The listing below should be written out exactly; please include all of it.

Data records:

====================

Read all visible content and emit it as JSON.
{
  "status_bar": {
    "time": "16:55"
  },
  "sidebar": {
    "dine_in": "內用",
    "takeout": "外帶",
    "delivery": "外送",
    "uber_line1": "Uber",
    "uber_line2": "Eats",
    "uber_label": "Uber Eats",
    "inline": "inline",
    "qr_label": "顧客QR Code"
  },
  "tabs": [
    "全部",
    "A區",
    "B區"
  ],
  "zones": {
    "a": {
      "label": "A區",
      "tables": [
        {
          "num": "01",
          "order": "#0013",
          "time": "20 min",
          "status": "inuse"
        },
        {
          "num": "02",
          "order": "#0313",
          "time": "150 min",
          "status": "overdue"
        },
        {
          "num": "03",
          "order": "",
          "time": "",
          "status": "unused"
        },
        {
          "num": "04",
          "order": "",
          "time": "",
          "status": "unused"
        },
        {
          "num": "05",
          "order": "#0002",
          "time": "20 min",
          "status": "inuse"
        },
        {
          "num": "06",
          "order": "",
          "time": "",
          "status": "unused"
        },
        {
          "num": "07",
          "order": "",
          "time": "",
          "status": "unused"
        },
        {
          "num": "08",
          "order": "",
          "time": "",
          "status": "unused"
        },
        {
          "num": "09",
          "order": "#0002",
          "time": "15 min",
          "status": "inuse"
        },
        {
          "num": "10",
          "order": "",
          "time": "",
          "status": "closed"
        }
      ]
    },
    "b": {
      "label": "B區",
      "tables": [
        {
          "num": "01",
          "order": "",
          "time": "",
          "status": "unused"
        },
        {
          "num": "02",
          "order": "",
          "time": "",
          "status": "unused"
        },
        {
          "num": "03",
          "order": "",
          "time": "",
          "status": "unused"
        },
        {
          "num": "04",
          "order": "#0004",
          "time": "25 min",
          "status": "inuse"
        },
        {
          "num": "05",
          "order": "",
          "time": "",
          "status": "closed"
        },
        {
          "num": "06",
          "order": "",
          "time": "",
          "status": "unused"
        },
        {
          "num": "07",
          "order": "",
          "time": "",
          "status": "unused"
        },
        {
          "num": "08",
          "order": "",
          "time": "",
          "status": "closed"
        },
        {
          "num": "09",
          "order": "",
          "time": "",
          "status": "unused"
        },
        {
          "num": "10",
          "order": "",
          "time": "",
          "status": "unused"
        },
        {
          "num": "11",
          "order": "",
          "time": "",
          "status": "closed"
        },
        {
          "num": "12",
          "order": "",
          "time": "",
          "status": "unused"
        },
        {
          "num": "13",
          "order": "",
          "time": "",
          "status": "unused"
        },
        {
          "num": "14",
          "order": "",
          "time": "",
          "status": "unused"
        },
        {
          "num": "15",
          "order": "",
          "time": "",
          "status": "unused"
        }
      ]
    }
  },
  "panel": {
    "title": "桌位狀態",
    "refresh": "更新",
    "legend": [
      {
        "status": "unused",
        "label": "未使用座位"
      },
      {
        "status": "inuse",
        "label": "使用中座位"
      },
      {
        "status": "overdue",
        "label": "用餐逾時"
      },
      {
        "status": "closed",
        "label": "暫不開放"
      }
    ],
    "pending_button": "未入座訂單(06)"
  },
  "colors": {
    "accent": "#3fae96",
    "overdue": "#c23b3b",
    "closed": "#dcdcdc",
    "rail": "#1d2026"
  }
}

====================

Task result -
Read all visible content and emit it as JSON.
{
  "status_bar": {
    "time": "16:55"
  },
  "sidebar": {
    "dine_in": "內用",
    "takeout": "外帶",
    "delivery": "外送",
    "uber_line1": "Uber",
    "uber_line2": "Eats",
    "uber_label": "Uber Eats",
    "inline": "inline",
    "qr_label": "顧客QR Code"
  },
  "tabs": [
    "全部",
    "A區",
    "B區"
  ],
  "zones": {
    "a": {
      "label": "A區",
      "tables": [
        {
          "num": "01",
          "order": "#0013",
          "time": "20 min",
          "status": "inuse"
        },
        {
          "num": "02",
          "order": "#0313",
          "time": "150 min",
          "status": "overdue"
        },
        {
          "num": "03",
          "order": "",
          "time": "",
          "status": "unused"
        },
        {
          "num": "04",
          "order": "",
          "time": "",
          "status": "unused"
        },
        {
          "num": "05",
          "order": "#0002",
          "time": "20 min",
          "status": "inuse"
        },
        {
          "num": "06",
          "order": "",
          "time": "",
          "status": "unused"
        },
        {
          "num": "07",
          "order": "",
          "time": "",
          "status": "unused"
        },
        {
          "num": "08",
          "order": "",
          "time": "",
          "status": "unused"
        },
        {
          "num": "09",
          "order": "#0002",
          "time": "15 min",
          "status": "inuse"
        },
        {
          "num": "10",
          "order": "",
          "time": "",
          "status": "closed"
        }
      ]
    },
    "b": {
      "label": "B區",
      "tables": [
        {
          "num": "01",
          "order": "",
          "time": "",
          "status": "unused"
        },
        {
          "num": "02",
          "order": "",
          "time": "",
          "status": "unused"
        },
        {
          "num": "03",
          "order": "",
          "time": "",
          "status": "unused"
        },
        {
          "num": "04",
          "order": "#0004",
          "time": "25 min",
          "status": "inuse"
        },
        {
          "num": "05",
          "order": "",
          "time": "",
          "status": "closed"
        },
        {
          "num": "06",
          "order": "",
          "time": "",
          "status": "unused"
        },
        {
          "num": "07",
          "order": "",
          "time": "",
          "status": "unused"
        },
        {
          "num": "08",
          "order": "",
          "time": "",
          "status": "closed"
        },
        {
          "num": "09",
          "order": "",
          "time": "",
          "status": "unused"
        },
        {
          "num": "10",
          "order": "",
          "time": "",
          "status": "unused"
        },
        {
          "num": "11",
          "order": "",
          "time": "",
          "status": "closed"
        },
        {
          "num": "12",
          "order": "",
          "time": "",
          "status": "unused"
        },
        {
          "num": "13",
          "order": "",
          "time": "",
          "status": "unused"
        },
        {
          "num": "14",
          "order": "",
          "time": "",
          "status": "unused"
        },
        {
          "num": "15",
          "order": "",
          "time": "",
          "status": "unused"
        }
      ]
    }
  },
  "panel": {
    "title": "桌位狀態",
    "refresh": "更新",
    "legend": [
      {
        "status": "unused",
        "label": "未使用座位"
      },
      {
        "status": "inuse",
        "label": "使用中座位"
      },
      {
        "status": "overdue",
        "label": "用餐逾時"
      },
      {
        "status": "closed",
        "label": "暫不開放"
      }
    ],
    "pending_button": "未入座訂單(06)"
  },
  "colors": {
    "accent": "#3fae96",
    "overdue": "#c23b3b",
    "closed": "#dcdcdc",
    "rail": "#1d2026"
  }
}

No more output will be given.